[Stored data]
* start *

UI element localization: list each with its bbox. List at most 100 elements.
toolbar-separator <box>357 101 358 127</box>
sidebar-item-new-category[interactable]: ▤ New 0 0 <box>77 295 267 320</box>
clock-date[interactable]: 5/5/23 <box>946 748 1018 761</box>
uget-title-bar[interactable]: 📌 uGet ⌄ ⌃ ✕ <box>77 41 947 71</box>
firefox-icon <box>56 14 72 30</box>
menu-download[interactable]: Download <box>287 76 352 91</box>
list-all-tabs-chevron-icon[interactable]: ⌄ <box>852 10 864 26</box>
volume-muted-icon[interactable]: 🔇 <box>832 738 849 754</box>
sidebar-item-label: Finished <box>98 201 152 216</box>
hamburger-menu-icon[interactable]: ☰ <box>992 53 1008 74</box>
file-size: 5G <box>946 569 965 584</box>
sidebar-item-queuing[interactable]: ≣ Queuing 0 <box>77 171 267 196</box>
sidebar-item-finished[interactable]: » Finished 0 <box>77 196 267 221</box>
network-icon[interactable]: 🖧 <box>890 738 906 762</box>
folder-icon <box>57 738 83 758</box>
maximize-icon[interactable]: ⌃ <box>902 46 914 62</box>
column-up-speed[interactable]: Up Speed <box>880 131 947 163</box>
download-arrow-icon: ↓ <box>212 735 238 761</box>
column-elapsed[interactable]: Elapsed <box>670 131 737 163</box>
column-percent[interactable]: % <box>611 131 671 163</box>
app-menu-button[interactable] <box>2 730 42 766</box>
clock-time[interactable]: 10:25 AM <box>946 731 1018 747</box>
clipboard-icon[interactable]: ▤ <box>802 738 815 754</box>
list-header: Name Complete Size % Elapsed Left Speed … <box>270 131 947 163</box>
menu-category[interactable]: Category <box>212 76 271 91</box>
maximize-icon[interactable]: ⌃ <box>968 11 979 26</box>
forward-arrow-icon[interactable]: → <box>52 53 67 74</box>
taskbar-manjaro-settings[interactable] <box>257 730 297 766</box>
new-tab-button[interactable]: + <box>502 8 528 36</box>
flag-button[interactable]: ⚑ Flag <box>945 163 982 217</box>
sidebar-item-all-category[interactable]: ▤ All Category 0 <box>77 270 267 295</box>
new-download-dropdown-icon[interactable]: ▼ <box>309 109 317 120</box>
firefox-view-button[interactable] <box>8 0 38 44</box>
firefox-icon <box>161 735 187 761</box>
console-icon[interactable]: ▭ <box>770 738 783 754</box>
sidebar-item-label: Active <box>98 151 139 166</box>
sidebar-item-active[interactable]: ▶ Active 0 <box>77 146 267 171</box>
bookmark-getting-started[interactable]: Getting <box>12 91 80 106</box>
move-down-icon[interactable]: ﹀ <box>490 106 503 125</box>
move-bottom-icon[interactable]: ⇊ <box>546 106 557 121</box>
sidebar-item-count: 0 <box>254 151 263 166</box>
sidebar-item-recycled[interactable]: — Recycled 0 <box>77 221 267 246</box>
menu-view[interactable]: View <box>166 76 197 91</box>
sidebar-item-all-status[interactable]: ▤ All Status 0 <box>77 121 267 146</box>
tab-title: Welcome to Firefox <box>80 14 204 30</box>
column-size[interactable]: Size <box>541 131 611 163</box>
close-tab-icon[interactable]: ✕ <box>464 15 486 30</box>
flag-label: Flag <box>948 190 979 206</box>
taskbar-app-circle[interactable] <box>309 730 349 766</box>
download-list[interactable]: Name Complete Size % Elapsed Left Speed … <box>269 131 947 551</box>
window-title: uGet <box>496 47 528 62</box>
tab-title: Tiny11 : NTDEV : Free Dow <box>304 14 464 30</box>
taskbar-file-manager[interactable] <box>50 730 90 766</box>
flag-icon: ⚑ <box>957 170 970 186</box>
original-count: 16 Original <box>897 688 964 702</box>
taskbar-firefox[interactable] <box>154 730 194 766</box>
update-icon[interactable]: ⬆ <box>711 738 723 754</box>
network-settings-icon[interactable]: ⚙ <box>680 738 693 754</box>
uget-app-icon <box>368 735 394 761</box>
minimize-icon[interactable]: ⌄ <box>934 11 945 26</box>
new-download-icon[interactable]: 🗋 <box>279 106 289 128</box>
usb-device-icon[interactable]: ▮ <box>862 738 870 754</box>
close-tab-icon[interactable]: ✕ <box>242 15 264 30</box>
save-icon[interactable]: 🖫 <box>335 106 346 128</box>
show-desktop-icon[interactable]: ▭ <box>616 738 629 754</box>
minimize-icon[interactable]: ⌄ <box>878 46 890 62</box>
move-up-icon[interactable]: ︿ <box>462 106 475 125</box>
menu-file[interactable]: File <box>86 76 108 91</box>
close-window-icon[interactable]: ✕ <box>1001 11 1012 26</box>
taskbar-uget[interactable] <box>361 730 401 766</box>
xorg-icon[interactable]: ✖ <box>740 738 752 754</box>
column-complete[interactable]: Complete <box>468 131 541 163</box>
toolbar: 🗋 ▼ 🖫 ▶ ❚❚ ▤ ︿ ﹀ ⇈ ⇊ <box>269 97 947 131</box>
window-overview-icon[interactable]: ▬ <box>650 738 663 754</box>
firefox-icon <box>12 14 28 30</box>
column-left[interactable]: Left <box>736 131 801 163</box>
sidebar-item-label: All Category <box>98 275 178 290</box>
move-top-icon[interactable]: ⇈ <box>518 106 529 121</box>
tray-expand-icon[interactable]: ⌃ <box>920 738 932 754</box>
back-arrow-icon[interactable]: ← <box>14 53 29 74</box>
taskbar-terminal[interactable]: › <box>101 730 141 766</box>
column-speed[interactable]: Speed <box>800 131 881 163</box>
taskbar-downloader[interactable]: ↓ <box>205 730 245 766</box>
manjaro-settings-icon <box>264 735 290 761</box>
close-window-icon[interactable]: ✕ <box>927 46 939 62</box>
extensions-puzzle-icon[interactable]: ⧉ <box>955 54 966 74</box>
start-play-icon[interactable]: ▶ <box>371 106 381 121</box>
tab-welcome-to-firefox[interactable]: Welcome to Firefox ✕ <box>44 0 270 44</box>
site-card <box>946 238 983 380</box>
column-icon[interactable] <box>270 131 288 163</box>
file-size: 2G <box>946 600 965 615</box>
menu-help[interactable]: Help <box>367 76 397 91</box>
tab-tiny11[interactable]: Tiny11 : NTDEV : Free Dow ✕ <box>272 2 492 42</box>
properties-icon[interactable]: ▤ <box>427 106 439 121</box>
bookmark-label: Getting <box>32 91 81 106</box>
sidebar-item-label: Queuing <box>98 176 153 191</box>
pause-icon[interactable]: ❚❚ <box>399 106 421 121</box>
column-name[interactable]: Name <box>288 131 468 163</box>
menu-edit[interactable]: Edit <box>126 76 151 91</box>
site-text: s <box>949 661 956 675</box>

* end *
* start *

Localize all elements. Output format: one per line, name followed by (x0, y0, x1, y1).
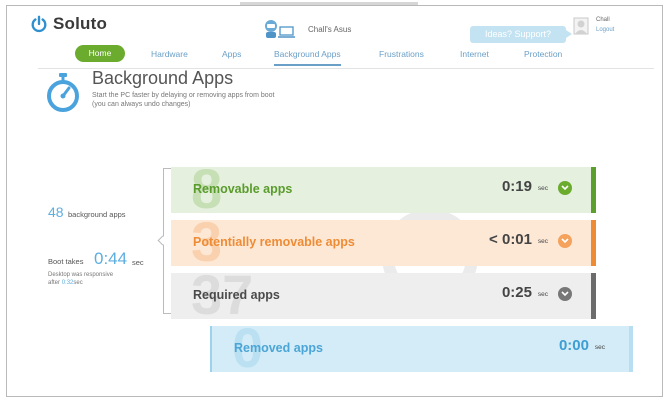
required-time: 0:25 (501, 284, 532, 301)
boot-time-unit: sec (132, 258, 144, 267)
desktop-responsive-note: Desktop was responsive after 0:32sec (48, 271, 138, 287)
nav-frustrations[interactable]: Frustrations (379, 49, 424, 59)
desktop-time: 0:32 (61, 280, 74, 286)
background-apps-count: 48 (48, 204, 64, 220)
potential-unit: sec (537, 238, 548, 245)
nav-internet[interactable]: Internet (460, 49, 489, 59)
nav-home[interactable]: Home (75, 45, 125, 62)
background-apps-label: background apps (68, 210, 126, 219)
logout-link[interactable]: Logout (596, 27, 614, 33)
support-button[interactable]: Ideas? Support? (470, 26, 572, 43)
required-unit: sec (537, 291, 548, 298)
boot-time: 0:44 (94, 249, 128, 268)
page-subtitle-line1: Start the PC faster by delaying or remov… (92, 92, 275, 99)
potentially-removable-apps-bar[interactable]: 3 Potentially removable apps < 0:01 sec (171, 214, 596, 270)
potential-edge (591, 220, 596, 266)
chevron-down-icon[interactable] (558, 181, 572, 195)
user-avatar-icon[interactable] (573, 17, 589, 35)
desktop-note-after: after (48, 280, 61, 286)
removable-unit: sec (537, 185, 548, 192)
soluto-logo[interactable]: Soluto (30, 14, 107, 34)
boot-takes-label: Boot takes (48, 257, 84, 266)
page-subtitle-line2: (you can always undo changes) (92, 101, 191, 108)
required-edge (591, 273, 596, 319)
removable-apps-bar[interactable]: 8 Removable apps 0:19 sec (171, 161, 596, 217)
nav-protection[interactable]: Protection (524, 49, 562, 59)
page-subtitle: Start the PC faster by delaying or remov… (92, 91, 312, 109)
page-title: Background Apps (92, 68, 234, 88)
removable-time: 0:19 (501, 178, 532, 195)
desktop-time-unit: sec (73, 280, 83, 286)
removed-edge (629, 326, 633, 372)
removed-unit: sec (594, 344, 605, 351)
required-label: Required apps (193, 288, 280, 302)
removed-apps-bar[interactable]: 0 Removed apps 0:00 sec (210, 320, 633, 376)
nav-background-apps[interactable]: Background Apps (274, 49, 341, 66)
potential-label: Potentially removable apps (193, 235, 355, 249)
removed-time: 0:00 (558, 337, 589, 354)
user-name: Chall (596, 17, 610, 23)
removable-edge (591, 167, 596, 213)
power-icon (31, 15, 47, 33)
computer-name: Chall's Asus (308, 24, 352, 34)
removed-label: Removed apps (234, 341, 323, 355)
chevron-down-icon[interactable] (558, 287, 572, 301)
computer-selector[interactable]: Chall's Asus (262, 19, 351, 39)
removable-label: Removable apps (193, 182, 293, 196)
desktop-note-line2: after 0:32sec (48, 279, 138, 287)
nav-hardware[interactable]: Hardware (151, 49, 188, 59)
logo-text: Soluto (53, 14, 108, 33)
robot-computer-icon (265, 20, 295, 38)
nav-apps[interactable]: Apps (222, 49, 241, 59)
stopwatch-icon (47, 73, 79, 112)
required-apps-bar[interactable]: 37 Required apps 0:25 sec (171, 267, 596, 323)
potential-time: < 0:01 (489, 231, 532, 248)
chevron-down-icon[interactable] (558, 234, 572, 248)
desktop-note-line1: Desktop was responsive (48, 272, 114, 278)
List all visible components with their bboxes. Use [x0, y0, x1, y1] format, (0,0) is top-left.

* end *

Please copy the lines of the data above verbatim, from the line with "required-time: 0:25 (501, 284, 532, 301)" to the line with "logout-link[interactable]: Logout (596, 27, 614, 33)", including both.

required-time: 0:25 (501, 284, 532, 301)
boot-time-unit: sec (132, 258, 144, 267)
desktop-responsive-note: Desktop was responsive after 0:32sec (48, 271, 138, 287)
nav-frustrations[interactable]: Frustrations (379, 49, 424, 59)
desktop-time: 0:32 (61, 280, 74, 286)
background-apps-count: 48 (48, 204, 64, 220)
potential-unit: sec (537, 238, 548, 245)
nav-internet[interactable]: Internet (460, 49, 489, 59)
nav-home[interactable]: Home (75, 45, 125, 62)
background-apps-label: background apps (68, 210, 126, 219)
logout-link[interactable]: Logout (596, 27, 614, 33)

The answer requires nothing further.